Directive: Give the material again in full, matching it exactly.

Exercise material:
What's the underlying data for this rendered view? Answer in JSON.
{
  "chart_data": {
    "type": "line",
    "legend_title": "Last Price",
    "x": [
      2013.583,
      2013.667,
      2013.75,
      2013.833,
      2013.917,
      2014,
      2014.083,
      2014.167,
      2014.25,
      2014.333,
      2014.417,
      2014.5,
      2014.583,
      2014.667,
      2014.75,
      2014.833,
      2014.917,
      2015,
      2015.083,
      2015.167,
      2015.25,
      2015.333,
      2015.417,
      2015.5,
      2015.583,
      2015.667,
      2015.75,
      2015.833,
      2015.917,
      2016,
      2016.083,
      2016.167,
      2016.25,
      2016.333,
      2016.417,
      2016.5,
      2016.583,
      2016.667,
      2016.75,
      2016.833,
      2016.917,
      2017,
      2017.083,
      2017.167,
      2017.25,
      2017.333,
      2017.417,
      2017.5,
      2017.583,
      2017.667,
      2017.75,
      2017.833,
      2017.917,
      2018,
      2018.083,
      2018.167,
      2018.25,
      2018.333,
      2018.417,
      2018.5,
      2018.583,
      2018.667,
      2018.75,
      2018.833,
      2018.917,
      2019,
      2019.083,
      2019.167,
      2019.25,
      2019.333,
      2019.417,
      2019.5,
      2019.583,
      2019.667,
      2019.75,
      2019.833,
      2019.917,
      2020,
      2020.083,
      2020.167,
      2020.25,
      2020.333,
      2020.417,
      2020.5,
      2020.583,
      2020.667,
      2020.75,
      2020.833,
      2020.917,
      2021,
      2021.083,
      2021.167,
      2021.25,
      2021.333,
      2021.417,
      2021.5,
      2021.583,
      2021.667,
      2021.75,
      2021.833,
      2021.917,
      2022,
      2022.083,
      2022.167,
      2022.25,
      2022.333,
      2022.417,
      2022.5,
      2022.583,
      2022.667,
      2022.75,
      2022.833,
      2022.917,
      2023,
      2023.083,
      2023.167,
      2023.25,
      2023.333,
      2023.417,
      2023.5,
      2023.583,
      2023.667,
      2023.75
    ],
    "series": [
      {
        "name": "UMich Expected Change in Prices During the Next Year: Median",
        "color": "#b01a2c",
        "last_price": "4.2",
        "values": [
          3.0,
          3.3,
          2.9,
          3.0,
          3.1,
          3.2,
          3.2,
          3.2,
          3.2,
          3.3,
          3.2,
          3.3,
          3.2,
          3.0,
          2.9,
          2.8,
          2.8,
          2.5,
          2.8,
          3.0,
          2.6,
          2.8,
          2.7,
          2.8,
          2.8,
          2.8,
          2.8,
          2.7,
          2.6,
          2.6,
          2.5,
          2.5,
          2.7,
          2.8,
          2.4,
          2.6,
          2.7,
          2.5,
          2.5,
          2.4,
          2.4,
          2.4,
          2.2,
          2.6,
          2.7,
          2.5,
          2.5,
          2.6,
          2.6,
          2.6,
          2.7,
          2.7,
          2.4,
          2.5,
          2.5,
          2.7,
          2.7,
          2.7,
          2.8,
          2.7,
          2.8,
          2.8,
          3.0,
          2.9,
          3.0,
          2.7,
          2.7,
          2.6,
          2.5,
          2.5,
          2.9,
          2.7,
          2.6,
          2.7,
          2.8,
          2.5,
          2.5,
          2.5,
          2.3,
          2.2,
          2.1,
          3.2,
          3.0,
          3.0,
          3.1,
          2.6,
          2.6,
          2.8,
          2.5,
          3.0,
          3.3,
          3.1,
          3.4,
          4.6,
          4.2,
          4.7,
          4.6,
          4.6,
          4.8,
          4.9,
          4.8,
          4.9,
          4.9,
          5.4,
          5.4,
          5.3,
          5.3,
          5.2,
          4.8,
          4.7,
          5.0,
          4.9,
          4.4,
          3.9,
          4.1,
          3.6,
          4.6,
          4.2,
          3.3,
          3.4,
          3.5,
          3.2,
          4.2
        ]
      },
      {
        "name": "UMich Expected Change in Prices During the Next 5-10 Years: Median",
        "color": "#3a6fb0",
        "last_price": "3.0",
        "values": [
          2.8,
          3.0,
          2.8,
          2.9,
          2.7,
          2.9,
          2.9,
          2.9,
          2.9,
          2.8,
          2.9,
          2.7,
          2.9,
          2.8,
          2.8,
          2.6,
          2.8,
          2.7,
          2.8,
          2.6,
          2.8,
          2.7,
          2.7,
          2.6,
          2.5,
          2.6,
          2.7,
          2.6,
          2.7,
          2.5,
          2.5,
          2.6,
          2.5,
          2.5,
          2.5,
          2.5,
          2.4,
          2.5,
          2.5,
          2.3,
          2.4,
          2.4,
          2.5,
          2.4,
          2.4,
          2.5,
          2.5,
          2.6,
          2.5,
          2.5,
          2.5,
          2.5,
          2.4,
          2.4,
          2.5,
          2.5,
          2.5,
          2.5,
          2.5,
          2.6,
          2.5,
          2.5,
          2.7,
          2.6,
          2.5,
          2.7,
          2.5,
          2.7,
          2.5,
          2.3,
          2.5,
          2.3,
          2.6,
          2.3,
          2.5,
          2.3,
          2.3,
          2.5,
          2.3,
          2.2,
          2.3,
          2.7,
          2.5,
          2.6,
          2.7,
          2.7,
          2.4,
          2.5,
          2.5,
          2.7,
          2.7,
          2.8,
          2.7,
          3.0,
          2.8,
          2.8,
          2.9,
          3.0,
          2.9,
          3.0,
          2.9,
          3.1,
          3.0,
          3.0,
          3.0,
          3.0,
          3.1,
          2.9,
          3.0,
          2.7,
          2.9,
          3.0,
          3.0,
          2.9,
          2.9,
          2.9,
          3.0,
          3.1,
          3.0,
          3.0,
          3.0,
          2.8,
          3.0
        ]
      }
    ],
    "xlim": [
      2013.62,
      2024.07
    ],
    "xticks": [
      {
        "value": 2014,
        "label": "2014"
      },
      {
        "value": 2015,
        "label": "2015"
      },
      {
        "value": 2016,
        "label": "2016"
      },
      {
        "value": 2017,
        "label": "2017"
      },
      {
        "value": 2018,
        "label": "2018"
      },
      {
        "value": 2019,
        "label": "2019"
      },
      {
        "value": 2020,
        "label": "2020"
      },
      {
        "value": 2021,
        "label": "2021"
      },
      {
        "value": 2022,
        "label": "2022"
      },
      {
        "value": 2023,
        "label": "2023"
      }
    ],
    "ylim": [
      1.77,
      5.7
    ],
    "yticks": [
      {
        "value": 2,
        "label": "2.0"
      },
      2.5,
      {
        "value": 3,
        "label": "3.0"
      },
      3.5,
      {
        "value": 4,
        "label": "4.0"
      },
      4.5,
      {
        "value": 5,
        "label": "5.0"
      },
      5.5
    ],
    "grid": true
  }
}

Written reply:
What's the underlying data for this rendered view? Answer in JSON.
{
  "chart_data": {
    "type": "line",
    "legend_title": "Last Price",
    "x": [
      2013.583,
      2013.667,
      2013.75,
      2013.833,
      2013.917,
      2014,
      2014.083,
      2014.167,
      2014.25,
      2014.333,
      2014.417,
      2014.5,
      2014.583,
      2014.667,
      2014.75,
      2014.833,
      2014.917,
      2015,
      2015.083,
      2015.167,
      2015.25,
      2015.333,
      2015.417,
      2015.5,
      2015.583,
      2015.667,
      2015.75,
      2015.833,
      2015.917,
      2016,
      2016.083,
      2016.167,
      2016.25,
      2016.333,
      2016.417,
      2016.5,
      2016.583,
      2016.667,
      2016.75,
      2016.833,
      2016.917,
      2017,
      2017.083,
      2017.167,
      2017.25,
      2017.333,
      2017.417,
      2017.5,
      2017.583,
      2017.667,
      2017.75,
      2017.833,
      2017.917,
      2018,
      2018.083,
      2018.167,
      2018.25,
      2018.333,
      2018.417,
      2018.5,
      2018.583,
      2018.667,
      2018.75,
      2018.833,
      2018.917,
      2019,
      2019.083,
      2019.167,
      2019.25,
      2019.333,
      2019.417,
      2019.5,
      2019.583,
      2019.667,
      2019.75,
      2019.833,
      2019.917,
      2020,
      2020.083,
      2020.167,
      2020.25,
      2020.333,
      2020.417,
      2020.5,
      2020.583,
      2020.667,
      2020.75,
      2020.833,
      2020.917,
      2021,
      2021.083,
      2021.167,
      2021.25,
      2021.333,
      2021.417,
      2021.5,
      2021.583,
      2021.667,
      2021.75,
      2021.833,
      2021.917,
      2022,
      2022.083,
      2022.167,
      2022.25,
      2022.333,
      2022.417,
      2022.5,
      2022.583,
      2022.667,
      2022.75,
      2022.833,
      2022.917,
      2023,
      2023.083,
      2023.167,
      2023.25,
      2023.333,
      2023.417,
      2023.5,
      2023.583,
      2023.667,
      2023.75
    ],
    "series": [
      {
        "name": "UMich Expected Change in Prices During the Next Year: Median",
        "color": "#b01a2c",
        "last_price": "4.2",
        "values": [
          3.0,
          3.3,
          2.9,
          3.0,
          3.1,
          3.2,
          3.2,
          3.2,
          3.2,
          3.3,
          3.2,
          3.3,
          3.2,
          3.0,
          2.9,
          2.8,
          2.8,
          2.5,
          2.8,
          3.0,
          2.6,
          2.8,
          2.7,
          2.8,
          2.8,
          2.8,
          2.8,
          2.7,
          2.6,
          2.6,
          2.5,
          2.5,
          2.7,
          2.8,
          2.4,
          2.6,
          2.7,
          2.5,
          2.5,
          2.4,
          2.4,
          2.4,
          2.2,
          2.6,
          2.7,
          2.5,
          2.5,
          2.6,
          2.6,
          2.6,
          2.7,
          2.7,
          2.4,
          2.5,
          2.5,
          2.7,
          2.7,
          2.7,
          2.8,
          2.7,
          2.8,
          2.8,
          3.0,
          2.9,
          3.0,
          2.7,
          2.7,
          2.6,
          2.5,
          2.5,
          2.9,
          2.7,
          2.6,
          2.7,
          2.8,
          2.5,
          2.5,
          2.5,
          2.3,
          2.2,
          2.1,
          3.2,
          3.0,
          3.0,
          3.1,
          2.6,
          2.6,
          2.8,
          2.5,
          3.0,
          3.3,
          3.1,
          3.4,
          4.6,
          4.2,
          4.7,
          4.6,
          4.6,
          4.8,
          4.9,
          4.8,
          4.9,
          4.9,
          5.4,
          5.4,
          5.3,
          5.3,
          5.2,
          4.8,
          4.7,
          5.0,
          4.9,
          4.4,
          3.9,
          4.1,
          3.6,
          4.6,
          4.2,
          3.3,
          3.4,
          3.5,
          3.2,
          4.2
        ]
      },
      {
        "name": "UMich Expected Change in Prices During the Next 5-10 Years: Median",
        "color": "#3a6fb0",
        "last_price": "3.0",
        "values": [
          2.8,
          3.0,
          2.8,
          2.9,
          2.7,
          2.9,
          2.9,
          2.9,
          2.9,
          2.8,
          2.9,
          2.7,
          2.9,
          2.8,
          2.8,
          2.6,
          2.8,
          2.7,
          2.8,
          2.6,
          2.8,
          2.7,
          2.7,
          2.6,
          2.5,
          2.6,
          2.7,
          2.6,
          2.7,
          2.5,
          2.5,
          2.6,
          2.5,
          2.5,
          2.5,
          2.5,
          2.4,
          2.5,
          2.5,
          2.3,
          2.4,
          2.4,
          2.5,
          2.4,
          2.4,
          2.5,
          2.5,
          2.6,
          2.5,
          2.5,
          2.5,
          2.5,
          2.4,
          2.4,
          2.5,
          2.5,
          2.5,
          2.5,
          2.5,
          2.6,
          2.5,
          2.5,
          2.7,
          2.6,
          2.5,
          2.7,
          2.5,
          2.7,
          2.5,
          2.3,
          2.5,
          2.3,
          2.6,
          2.3,
          2.5,
          2.3,
          2.3,
          2.5,
          2.3,
          2.2,
          2.3,
          2.7,
          2.5,
          2.6,
          2.7,
          2.7,
          2.4,
          2.5,
          2.5,
          2.7,
          2.7,
          2.8,
          2.7,
          3.0,
          2.8,
          2.8,
          2.9,
          3.0,
          2.9,
          3.0,
          2.9,
          3.1,
          3.0,
          3.0,
          3.0,
          3.0,
          3.1,
          2.9,
          3.0,
          2.7,
          2.9,
          3.0,
          3.0,
          2.9,
          2.9,
          2.9,
          3.0,
          3.1,
          3.0,
          3.0,
          3.0,
          2.8,
          3.0
        ]
      }
    ],
    "xlim": [
      2013.62,
      2024.07
    ],
    "xticks": [
      {
        "value": 2014,
        "label": "2014"
      },
      {
        "value": 2015,
        "label": "2015"
      },
      {
        "value": 2016,
        "label": "2016"
      },
      {
        "value": 2017,
        "label": "2017"
      },
      {
        "value": 2018,
        "label": "2018"
      },
      {
        "value": 2019,
        "label": "2019"
      },
      {
        "value": 2020,
        "label": "2020"
      },
      {
        "value": 2021,
        "label": "2021"
      },
      {
        "value": 2022,
        "label": "2022"
      },
      {
        "value": 2023,
        "label": "2023"
      }
    ],
    "ylim": [
      1.77,
      5.7
    ],
    "yticks": [
      {
        "value": 2,
        "label": "2.0"
      },
      2.5,
      {
        "value": 3,
        "label": "3.0"
      },
      3.5,
      {
        "value": 4,
        "label": "4.0"
      },
      4.5,
      {
        "value": 5,
        "label": "5.0"
      },
      5.5
    ],
    "grid": true
  }
}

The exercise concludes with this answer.